▸ Sección del documento:

Chicha para lelos – primera ronda
Como les contaba en Lelo en el Valle Sagrado, en mi corta estancia en Urubamba ya he tomado más chicha de jora que en mis tres años en Cusco. Dicen que acá crece el mejor maíz, por tanto, la chicha también debe ser la mejor. Así que como nuevo inquilino he tomado al choclo por las tazas para aprender un poquito más de mi nueva casa.
La chicha de jora es una bebida de maíz fermentado. Ponen los granos de choclo crudos en remojo durante varios días hasta que les sale una raíz (germinan) y a partir de ahí se le llama jora. Son hervidos en una vasija de barro y luego los vierten en otra vasija, donde se les cocina otra vez. La bebida resultante se fermenta durante la noche y al día siguiente está lista. Son las mujeres básicamente las que preparan chicha en Cusco y lo hacen para invitar a amigos, familia y para la venta.

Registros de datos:
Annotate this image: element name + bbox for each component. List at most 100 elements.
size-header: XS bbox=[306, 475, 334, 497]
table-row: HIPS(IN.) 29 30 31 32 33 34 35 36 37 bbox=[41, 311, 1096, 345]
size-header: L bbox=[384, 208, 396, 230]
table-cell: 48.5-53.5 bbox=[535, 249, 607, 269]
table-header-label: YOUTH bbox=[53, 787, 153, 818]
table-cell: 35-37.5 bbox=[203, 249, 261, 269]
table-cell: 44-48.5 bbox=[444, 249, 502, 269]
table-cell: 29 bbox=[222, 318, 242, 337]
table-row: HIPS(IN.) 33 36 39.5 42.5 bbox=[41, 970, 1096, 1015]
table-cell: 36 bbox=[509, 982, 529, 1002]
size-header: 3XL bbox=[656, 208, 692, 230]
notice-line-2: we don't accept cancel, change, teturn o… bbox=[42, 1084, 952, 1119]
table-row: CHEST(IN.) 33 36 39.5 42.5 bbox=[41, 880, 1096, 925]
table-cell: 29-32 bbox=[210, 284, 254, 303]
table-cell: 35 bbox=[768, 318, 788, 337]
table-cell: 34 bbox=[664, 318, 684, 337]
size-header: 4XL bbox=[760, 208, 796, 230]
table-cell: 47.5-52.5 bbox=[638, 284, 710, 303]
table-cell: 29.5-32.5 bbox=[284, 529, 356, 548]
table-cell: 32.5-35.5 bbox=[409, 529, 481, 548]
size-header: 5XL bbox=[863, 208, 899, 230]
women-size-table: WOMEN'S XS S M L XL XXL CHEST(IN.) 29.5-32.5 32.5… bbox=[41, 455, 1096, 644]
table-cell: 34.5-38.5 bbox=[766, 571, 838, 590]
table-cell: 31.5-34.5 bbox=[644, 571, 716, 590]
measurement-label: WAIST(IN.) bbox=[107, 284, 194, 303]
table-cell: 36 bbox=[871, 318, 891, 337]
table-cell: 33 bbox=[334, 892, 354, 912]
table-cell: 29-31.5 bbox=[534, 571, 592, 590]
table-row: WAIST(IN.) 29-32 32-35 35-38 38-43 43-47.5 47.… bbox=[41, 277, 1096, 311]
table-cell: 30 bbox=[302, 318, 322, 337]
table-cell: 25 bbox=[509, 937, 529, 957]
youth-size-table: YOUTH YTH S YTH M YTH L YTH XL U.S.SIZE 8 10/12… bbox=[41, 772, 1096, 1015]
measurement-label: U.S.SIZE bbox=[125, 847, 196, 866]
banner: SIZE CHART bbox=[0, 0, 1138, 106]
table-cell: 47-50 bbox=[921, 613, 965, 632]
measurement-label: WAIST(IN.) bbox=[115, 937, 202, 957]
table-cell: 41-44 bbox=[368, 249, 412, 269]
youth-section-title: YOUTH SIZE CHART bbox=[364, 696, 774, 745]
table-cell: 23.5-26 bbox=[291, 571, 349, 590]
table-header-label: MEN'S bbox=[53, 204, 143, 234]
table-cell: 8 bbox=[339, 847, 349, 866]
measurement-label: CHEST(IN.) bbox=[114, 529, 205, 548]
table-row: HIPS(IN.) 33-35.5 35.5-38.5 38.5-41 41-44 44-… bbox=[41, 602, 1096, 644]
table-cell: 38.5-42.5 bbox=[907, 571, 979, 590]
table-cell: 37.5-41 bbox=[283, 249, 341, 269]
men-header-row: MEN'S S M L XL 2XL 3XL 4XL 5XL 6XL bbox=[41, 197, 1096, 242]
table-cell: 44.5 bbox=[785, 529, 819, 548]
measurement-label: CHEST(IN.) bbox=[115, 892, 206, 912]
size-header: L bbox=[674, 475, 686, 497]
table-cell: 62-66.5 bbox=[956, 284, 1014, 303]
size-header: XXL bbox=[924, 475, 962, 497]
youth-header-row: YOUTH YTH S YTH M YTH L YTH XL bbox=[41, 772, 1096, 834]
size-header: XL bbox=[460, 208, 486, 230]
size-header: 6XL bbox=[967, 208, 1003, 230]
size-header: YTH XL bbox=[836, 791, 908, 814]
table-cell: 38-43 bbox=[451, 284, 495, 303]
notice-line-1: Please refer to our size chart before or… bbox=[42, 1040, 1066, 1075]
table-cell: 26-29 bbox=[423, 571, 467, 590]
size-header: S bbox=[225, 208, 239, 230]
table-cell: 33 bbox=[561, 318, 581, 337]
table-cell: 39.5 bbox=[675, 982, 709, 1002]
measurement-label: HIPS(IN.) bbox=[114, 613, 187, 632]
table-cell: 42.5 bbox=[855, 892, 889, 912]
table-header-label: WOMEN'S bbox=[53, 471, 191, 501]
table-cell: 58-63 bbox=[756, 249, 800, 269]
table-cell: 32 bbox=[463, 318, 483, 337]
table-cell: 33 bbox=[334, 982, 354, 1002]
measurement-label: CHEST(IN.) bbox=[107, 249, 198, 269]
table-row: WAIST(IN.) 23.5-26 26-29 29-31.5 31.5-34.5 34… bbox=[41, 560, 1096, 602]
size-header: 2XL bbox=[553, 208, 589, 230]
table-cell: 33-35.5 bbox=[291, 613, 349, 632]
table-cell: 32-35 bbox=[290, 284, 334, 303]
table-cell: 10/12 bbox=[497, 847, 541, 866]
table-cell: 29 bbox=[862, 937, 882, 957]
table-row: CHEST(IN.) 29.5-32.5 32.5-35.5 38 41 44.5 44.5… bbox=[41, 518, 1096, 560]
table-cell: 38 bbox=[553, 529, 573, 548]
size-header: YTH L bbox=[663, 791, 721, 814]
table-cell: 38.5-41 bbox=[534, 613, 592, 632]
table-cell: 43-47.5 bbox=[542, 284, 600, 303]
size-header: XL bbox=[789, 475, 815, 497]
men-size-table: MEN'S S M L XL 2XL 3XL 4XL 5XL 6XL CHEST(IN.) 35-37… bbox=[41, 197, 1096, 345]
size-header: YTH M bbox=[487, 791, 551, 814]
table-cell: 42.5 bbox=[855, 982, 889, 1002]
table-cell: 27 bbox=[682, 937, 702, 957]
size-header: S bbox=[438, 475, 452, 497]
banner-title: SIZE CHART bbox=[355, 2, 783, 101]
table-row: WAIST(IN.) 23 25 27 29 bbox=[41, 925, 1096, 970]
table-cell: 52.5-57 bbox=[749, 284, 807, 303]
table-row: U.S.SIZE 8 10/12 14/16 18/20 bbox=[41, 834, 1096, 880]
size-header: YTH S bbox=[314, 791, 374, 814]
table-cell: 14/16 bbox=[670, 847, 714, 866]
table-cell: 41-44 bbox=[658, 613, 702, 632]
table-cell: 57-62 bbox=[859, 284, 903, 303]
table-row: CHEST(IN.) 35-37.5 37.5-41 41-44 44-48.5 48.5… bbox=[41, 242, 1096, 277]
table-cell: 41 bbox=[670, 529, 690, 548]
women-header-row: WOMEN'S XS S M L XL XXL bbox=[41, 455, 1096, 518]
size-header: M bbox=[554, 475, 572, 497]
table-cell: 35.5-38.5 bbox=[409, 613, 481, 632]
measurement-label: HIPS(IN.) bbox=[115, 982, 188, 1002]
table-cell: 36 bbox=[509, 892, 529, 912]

▸ Qué hacer:
1. En el texto sobre la chicha, ¿en qué tipo de vasija se hierven los granos?
2. Por favor, cita del texto sobre la chicha el fragmento que empieza en "Chicha para lelos" y termina en "mi nueva casa.".
3. Indica si cada afirmación concuerda con el texto sobre la chicha, con sí o no y las palabras exactas del texto que lo deciden: (a) Los granos de choclo se dejan en remojo durante varios días. (b) En Cusco son principalmente los hombres quienes preparan la chicha. (c) Quien escribe ha tomado más chicha de jora en Urubamba que en sus tres años en Cusco.
Responde solo con lo que dice el texto.

▸ Respuestas en orden:
1. En una vasija de barro.

2.
Chicha para lelos – primera ronda
Como les contaba en Lelo en el Valle Sagrado, en mi corta estancia en Urubamba ya he tomado más chicha de jora que en mis tres años en Cusco. Dicen que acá crece el mejor maíz, por tanto, la chicha también debe ser la mejor. Así que como nuevo inquilino he tomado al choclo por las tazas para aprender un poquito más de mi nueva casa.

3.
(a) Sí: "Ponen los granos de choclo crudos en remojo durante varios días".
(b) No: "Son las mujeres básicamente las que preparan chicha en Cusco".
(c) Sí: "en mi corta estancia en Urubamba ya he tomado más chicha de jora que en mis tres años en Cusco".